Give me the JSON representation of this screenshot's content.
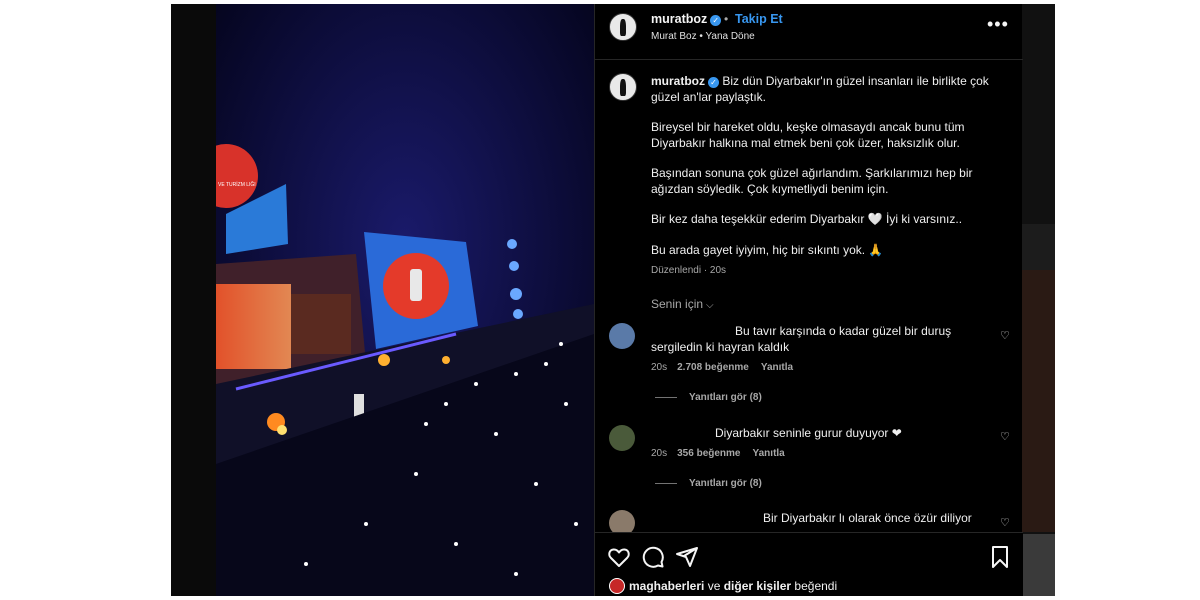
{
  "post": {
    "username": "muratboz",
    "follow_label": "Takip Et",
    "header_sub": "Murat Boz • Yana Döne",
    "more_label": "•••"
  },
  "caption": {
    "username": "muratboz",
    "paragraphs": [
      "Biz dün Diyarbakır'ın güzel insanları ile birlikte çok güzel an'lar paylaştık.",
      "Bireysel bir hareket oldu, keşke olmasaydı ancak bunu tüm Diyarbakır halkına mal etmek beni çok üzer, haksızlık olur.",
      "Başından sonuna çok güzel ağırlandım. Şarkılarımızı hep bir ağızdan söyledik. Çok kıymetliydi benim için.",
      "Bir kez daha teşekkür ederim Diyarbakır 🤍 İyi ki varsınız..",
      "Bu arada gayet iyiyim, hiç bir sıkıntı yok. 🙏"
    ],
    "meta": "Düzenlendi · 20s"
  },
  "sort_label": "Senin için",
  "comments": [
    {
      "text": "Bu tavır karşında o kadar güzel bir duruş sergiledin ki hayran kaldık",
      "time": "20s",
      "likes": "2.708 beğenme",
      "reply": "Yanıtla",
      "view_replies": "Yanıtları gör (8)"
    },
    {
      "text": "Diyarbakır seninle gurur duyuyor ❤",
      "time": "20s",
      "likes": "356 beğenme",
      "reply": "Yanıtla",
      "view_replies": "Yanıtları gör (8)"
    },
    {
      "text": "Bir Diyarbakır lı olarak önce özür diliyor"
    }
  ],
  "liked_by": {
    "user": "maghaberleri",
    "connector": " ve ",
    "others": "diğer kişiler",
    "suffix": " beğendi"
  },
  "media": {
    "screen_text": "VE TURİZM LIĞI"
  },
  "colors": {
    "accent": "#3897f0",
    "panel_bg": "#000000",
    "divider": "#262626"
  },
  "icons": [
    "verified-badge-icon",
    "more-options-icon",
    "chevron-down-icon",
    "heart-icon",
    "comment-icon",
    "share-icon",
    "bookmark-icon"
  ]
}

+++++

* What is needed:
Pick out every line above that contains the word "güzel" and copy it.

* Solved exercise:
      "Biz dün Diyarbakır'ın güzel insanları ile birlikte çok güzel an'lar paylaştık.",
      "Başından sonuna çok güzel ağırlandım. Şarkılarımızı hep bir ağızdan söyledik. Çok kıymetliydi benim için.",
      "text": "Bu tavır karşında o kadar güzel bir duruş sergiledin ki hayran kaldık",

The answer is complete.